(Extracted records)
----------

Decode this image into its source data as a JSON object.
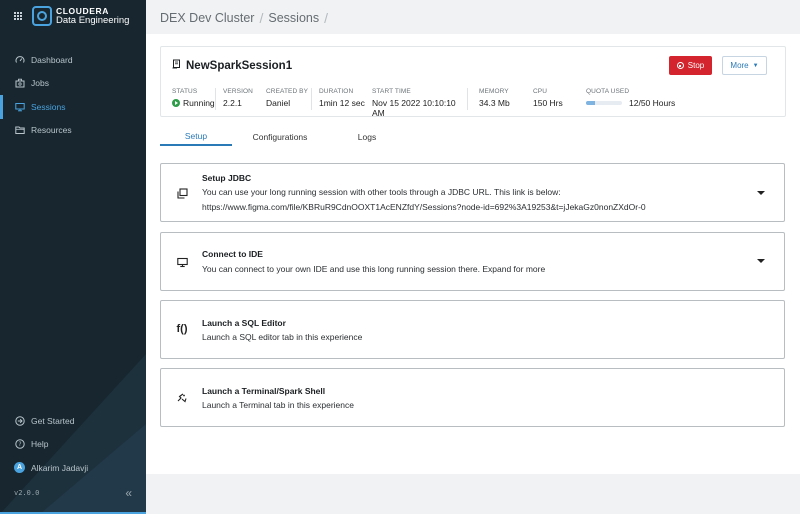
{
  "app": {
    "brand_top": "CLOUDERA",
    "brand_bottom": "Data Engineering"
  },
  "sidebar": {
    "items": [
      {
        "label": "Dashboard",
        "icon": "dashboard-gauge-icon",
        "active": false
      },
      {
        "label": "Jobs",
        "icon": "briefcase-icon",
        "active": false
      },
      {
        "label": "Sessions",
        "icon": "monitor-icon",
        "active": true
      },
      {
        "label": "Resources",
        "icon": "folder-icon",
        "active": false
      }
    ],
    "bottom_items": [
      {
        "label": "Get Started",
        "icon": "arrow-circle-icon"
      },
      {
        "label": "Help",
        "icon": "help-circle-icon"
      },
      {
        "label": "Alkarim Jadavji",
        "icon": "avatar",
        "initial": "A"
      }
    ],
    "version": "v2.0.0",
    "collapse_icon": "double-chevron-left-icon"
  },
  "breadcrumb": {
    "items": [
      "DEX Dev Cluster",
      "Sessions"
    ],
    "separator": "/"
  },
  "session": {
    "title": "NewSparkSession1",
    "title_icon": "spark-session-icon",
    "stop_label": "Stop",
    "more_label": "More",
    "meta": {
      "status_label": "STATUS",
      "status_value": "Running",
      "version_label": "VERSION",
      "version_value": "2.2.1",
      "created_label": "CREATED BY",
      "created_value": "Daniel",
      "duration_label": "DURATION",
      "duration_value": "1min 12 sec",
      "start_label": "START TIME",
      "start_value": "Nov 15 2022 10:10:10 AM",
      "memory_label": "MEMORY",
      "memory_value": "34.3 Mb",
      "cpu_label": "CPU",
      "cpu_value": "150 Hrs",
      "quota_label": "QUOTA USED",
      "quota_value": "12/50 Hours",
      "quota_fraction": 0.24
    }
  },
  "tabs": [
    {
      "label": "Setup",
      "active": true
    },
    {
      "label": "Configurations",
      "active": false
    },
    {
      "label": "Logs",
      "active": false
    }
  ],
  "cards": [
    {
      "title": "Setup JDBC",
      "desc": "You can use your long running session with other tools through a JDBC URL. This link is below:",
      "link": "https://www.figma.com/file/KBRuR9CdnOOXT1AcENZfdY/Sessions?node-id=692%3A19253&t=jJekaGz0nonZXdOr-0",
      "icon": "copy-icon",
      "expandable": true
    },
    {
      "title": "Connect to IDE",
      "desc": "You can connect to your own IDE and use this long running session there. Expand for more",
      "icon": "monitor-icon",
      "expandable": true
    },
    {
      "title": "Launch a SQL Editor",
      "desc": "Launch a SQL editor tab in this experience",
      "icon": "function-icon",
      "icon_text": "f()",
      "expandable": false
    },
    {
      "title": "Launch a Terminal/Spark Shell",
      "desc": "Launch a Terminal tab in this experience",
      "icon": "spark-shell-icon",
      "expandable": false
    }
  ],
  "colors": {
    "sidebar_bg": "#17262f",
    "accent": "#2a7ab8",
    "stop": "#d4242d",
    "running": "#2e9d4a"
  }
}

----------

## Requirements
Using the listing, say how many lines include the word "long", and add nothing else.

## Completed task
2